WHAT THE TASK ASKS:
Print the listing below in its entirety, character for character.

◆ ◆ ◆ ◆

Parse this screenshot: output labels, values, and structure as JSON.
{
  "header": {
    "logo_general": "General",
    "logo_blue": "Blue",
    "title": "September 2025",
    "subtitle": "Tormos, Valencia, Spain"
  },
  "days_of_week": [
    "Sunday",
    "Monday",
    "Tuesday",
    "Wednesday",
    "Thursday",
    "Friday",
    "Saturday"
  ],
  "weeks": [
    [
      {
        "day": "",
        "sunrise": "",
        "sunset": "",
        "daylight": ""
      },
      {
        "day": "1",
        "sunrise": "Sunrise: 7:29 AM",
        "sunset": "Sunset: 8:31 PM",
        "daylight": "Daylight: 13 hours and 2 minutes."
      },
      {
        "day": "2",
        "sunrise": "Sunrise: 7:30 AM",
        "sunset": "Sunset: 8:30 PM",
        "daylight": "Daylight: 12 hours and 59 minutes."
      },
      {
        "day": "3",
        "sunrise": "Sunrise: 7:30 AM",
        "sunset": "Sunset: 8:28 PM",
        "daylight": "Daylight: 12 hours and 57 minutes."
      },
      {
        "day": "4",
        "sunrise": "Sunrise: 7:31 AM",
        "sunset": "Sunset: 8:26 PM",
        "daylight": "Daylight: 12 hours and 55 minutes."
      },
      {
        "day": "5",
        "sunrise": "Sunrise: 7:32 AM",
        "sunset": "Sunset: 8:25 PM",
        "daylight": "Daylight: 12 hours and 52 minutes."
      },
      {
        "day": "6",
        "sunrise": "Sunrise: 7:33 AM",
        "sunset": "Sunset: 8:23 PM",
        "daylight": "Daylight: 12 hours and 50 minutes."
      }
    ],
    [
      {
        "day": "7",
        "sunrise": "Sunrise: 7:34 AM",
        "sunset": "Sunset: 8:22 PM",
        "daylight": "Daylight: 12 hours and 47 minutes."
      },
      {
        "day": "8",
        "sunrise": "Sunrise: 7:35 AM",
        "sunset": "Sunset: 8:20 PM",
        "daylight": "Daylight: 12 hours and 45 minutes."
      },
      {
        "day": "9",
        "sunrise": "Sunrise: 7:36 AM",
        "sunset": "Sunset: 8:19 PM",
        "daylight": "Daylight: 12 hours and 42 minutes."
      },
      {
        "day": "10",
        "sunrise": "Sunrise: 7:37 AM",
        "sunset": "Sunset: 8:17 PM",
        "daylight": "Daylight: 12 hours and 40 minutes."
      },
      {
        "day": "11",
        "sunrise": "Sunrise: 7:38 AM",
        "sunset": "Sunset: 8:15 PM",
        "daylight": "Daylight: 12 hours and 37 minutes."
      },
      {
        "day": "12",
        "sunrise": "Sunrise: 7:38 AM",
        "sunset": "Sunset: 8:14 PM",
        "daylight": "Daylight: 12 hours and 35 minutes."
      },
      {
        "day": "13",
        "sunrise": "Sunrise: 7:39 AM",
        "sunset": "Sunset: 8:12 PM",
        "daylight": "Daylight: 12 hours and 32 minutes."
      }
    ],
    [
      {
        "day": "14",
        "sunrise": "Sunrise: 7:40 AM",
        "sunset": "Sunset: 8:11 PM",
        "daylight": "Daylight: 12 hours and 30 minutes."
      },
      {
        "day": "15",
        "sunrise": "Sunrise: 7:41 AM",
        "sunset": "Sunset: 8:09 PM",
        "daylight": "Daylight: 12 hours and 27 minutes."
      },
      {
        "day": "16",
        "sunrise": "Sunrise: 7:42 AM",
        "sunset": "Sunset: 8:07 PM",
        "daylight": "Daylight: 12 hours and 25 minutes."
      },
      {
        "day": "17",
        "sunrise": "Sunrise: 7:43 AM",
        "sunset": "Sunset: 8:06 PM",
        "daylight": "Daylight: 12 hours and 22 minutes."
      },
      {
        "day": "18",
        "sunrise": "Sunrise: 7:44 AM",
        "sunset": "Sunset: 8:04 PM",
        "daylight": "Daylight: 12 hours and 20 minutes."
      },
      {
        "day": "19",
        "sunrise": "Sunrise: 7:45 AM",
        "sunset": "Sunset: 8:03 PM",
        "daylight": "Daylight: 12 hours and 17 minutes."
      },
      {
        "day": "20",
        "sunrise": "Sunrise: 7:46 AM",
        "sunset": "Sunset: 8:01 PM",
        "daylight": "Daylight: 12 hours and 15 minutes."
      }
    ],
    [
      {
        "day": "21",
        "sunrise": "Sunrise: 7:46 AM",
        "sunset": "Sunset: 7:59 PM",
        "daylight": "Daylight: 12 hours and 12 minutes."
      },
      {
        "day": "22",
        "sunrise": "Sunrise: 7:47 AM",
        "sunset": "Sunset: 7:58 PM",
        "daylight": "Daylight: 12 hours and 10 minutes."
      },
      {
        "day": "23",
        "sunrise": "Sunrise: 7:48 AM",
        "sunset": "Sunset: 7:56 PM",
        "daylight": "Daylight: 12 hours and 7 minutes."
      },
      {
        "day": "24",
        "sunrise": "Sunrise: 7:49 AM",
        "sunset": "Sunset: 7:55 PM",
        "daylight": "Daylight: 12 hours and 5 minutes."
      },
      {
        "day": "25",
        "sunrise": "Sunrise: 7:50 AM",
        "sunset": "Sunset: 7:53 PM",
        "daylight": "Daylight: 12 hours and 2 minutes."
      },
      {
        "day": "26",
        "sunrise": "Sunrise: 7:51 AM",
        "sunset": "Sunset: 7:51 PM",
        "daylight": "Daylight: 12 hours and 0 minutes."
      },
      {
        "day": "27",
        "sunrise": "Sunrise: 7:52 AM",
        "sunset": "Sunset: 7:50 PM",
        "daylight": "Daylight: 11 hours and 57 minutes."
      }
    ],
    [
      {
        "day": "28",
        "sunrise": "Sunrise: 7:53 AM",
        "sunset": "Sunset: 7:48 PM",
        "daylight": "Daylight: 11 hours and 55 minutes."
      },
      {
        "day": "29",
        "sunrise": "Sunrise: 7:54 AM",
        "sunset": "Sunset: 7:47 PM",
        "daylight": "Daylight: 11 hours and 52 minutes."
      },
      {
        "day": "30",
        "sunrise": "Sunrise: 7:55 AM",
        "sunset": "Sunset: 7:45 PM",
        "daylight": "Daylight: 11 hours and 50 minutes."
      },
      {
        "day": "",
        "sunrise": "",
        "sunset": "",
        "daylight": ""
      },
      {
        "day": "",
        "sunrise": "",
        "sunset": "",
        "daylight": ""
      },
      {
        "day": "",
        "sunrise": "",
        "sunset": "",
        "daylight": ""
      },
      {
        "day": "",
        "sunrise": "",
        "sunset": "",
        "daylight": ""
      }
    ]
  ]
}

◆ ◆ ◆ ◆

FINISHED EXERCISE:
Parse this screenshot: output labels, values, and structure as JSON.
{
  "header": {
    "logo_general": "General",
    "logo_blue": "Blue",
    "title": "September 2025",
    "subtitle": "Tormos, Valencia, Spain"
  },
  "days_of_week": [
    "Sunday",
    "Monday",
    "Tuesday",
    "Wednesday",
    "Thursday",
    "Friday",
    "Saturday"
  ],
  "weeks": [
    [
      {
        "day": "",
        "sunrise": "",
        "sunset": "",
        "daylight": ""
      },
      {
        "day": "1",
        "sunrise": "Sunrise: 7:29 AM",
        "sunset": "Sunset: 8:31 PM",
        "daylight": "Daylight: 13 hours and 2 minutes."
      },
      {
        "day": "2",
        "sunrise": "Sunrise: 7:30 AM",
        "sunset": "Sunset: 8:30 PM",
        "daylight": "Daylight: 12 hours and 59 minutes."
      },
      {
        "day": "3",
        "sunrise": "Sunrise: 7:30 AM",
        "sunset": "Sunset: 8:28 PM",
        "daylight": "Daylight: 12 hours and 57 minutes."
      },
      {
        "day": "4",
        "sunrise": "Sunrise: 7:31 AM",
        "sunset": "Sunset: 8:26 PM",
        "daylight": "Daylight: 12 hours and 55 minutes."
      },
      {
        "day": "5",
        "sunrise": "Sunrise: 7:32 AM",
        "sunset": "Sunset: 8:25 PM",
        "daylight": "Daylight: 12 hours and 52 minutes."
      },
      {
        "day": "6",
        "sunrise": "Sunrise: 7:33 AM",
        "sunset": "Sunset: 8:23 PM",
        "daylight": "Daylight: 12 hours and 50 minutes."
      }
    ],
    [
      {
        "day": "7",
        "sunrise": "Sunrise: 7:34 AM",
        "sunset": "Sunset: 8:22 PM",
        "daylight": "Daylight: 12 hours and 47 minutes."
      },
      {
        "day": "8",
        "sunrise": "Sunrise: 7:35 AM",
        "sunset": "Sunset: 8:20 PM",
        "daylight": "Daylight: 12 hours and 45 minutes."
      },
      {
        "day": "9",
        "sunrise": "Sunrise: 7:36 AM",
        "sunset": "Sunset: 8:19 PM",
        "daylight": "Daylight: 12 hours and 42 minutes."
      },
      {
        "day": "10",
        "sunrise": "Sunrise: 7:37 AM",
        "sunset": "Sunset: 8:17 PM",
        "daylight": "Daylight: 12 hours and 40 minutes."
      },
      {
        "day": "11",
        "sunrise": "Sunrise: 7:38 AM",
        "sunset": "Sunset: 8:15 PM",
        "daylight": "Daylight: 12 hours and 37 minutes."
      },
      {
        "day": "12",
        "sunrise": "Sunrise: 7:38 AM",
        "sunset": "Sunset: 8:14 PM",
        "daylight": "Daylight: 12 hours and 35 minutes."
      },
      {
        "day": "13",
        "sunrise": "Sunrise: 7:39 AM",
        "sunset": "Sunset: 8:12 PM",
        "daylight": "Daylight: 12 hours and 32 minutes."
      }
    ],
    [
      {
        "day": "14",
        "sunrise": "Sunrise: 7:40 AM",
        "sunset": "Sunset: 8:11 PM",
        "daylight": "Daylight: 12 hours and 30 minutes."
      },
      {
        "day": "15",
        "sunrise": "Sunrise: 7:41 AM",
        "sunset": "Sunset: 8:09 PM",
        "daylight": "Daylight: 12 hours and 27 minutes."
      },
      {
        "day": "16",
        "sunrise": "Sunrise: 7:42 AM",
        "sunset": "Sunset: 8:07 PM",
        "daylight": "Daylight: 12 hours and 25 minutes."
      },
      {
        "day": "17",
        "sunrise": "Sunrise: 7:43 AM",
        "sunset": "Sunset: 8:06 PM",
        "daylight": "Daylight: 12 hours and 22 minutes."
      },
      {
        "day": "18",
        "sunrise": "Sunrise: 7:44 AM",
        "sunset": "Sunset: 8:04 PM",
        "daylight": "Daylight: 12 hours and 20 minutes."
      },
      {
        "day": "19",
        "sunrise": "Sunrise: 7:45 AM",
        "sunset": "Sunset: 8:03 PM",
        "daylight": "Daylight: 12 hours and 17 minutes."
      },
      {
        "day": "20",
        "sunrise": "Sunrise: 7:46 AM",
        "sunset": "Sunset: 8:01 PM",
        "daylight": "Daylight: 12 hours and 15 minutes."
      }
    ],
    [
      {
        "day": "21",
        "sunrise": "Sunrise: 7:46 AM",
        "sunset": "Sunset: 7:59 PM",
        "daylight": "Daylight: 12 hours and 12 minutes."
      },
      {
        "day": "22",
        "sunrise": "Sunrise: 7:47 AM",
        "sunset": "Sunset: 7:58 PM",
        "daylight": "Daylight: 12 hours and 10 minutes."
      },
      {
        "day": "23",
        "sunrise": "Sunrise: 7:48 AM",
        "sunset": "Sunset: 7:56 PM",
        "daylight": "Daylight: 12 hours and 7 minutes."
      },
      {
        "day": "24",
        "sunrise": "Sunrise: 7:49 AM",
        "sunset": "Sunset: 7:55 PM",
        "daylight": "Daylight: 12 hours and 5 minutes."
      },
      {
        "day": "25",
        "sunrise": "Sunrise: 7:50 AM",
        "sunset": "Sunset: 7:53 PM",
        "daylight": "Daylight: 12 hours and 2 minutes."
      },
      {
        "day": "26",
        "sunrise": "Sunrise: 7:51 AM",
        "sunset": "Sunset: 7:51 PM",
        "daylight": "Daylight: 12 hours and 0 minutes."
      },
      {
        "day": "27",
        "sunrise": "Sunrise: 7:52 AM",
        "sunset": "Sunset: 7:50 PM",
        "daylight": "Daylight: 11 hours and 57 minutes."
      }
    ],
    [
      {
        "day": "28",
        "sunrise": "Sunrise: 7:53 AM",
        "sunset": "Sunset: 7:48 PM",
        "daylight": "Daylight: 11 hours and 55 minutes."
      },
      {
        "day": "29",
        "sunrise": "Sunrise: 7:54 AM",
        "sunset": "Sunset: 7:47 PM",
        "daylight": "Daylight: 11 hours and 52 minutes."
      },
      {
        "day": "30",
        "sunrise": "Sunrise: 7:55 AM",
        "sunset": "Sunset: 7:45 PM",
        "daylight": "Daylight: 11 hours and 50 minutes."
      },
      {
        "day": "",
        "sunrise": "",
        "sunset": "",
        "daylight": ""
      },
      {
        "day": "",
        "sunrise": "",
        "sunset": "",
        "daylight": ""
      },
      {
        "day": "",
        "sunrise": "",
        "sunset": "",
        "daylight": ""
      },
      {
        "day": "",
        "sunrise": "",
        "sunset": "",
        "daylight": ""
      }
    ]
  ]
}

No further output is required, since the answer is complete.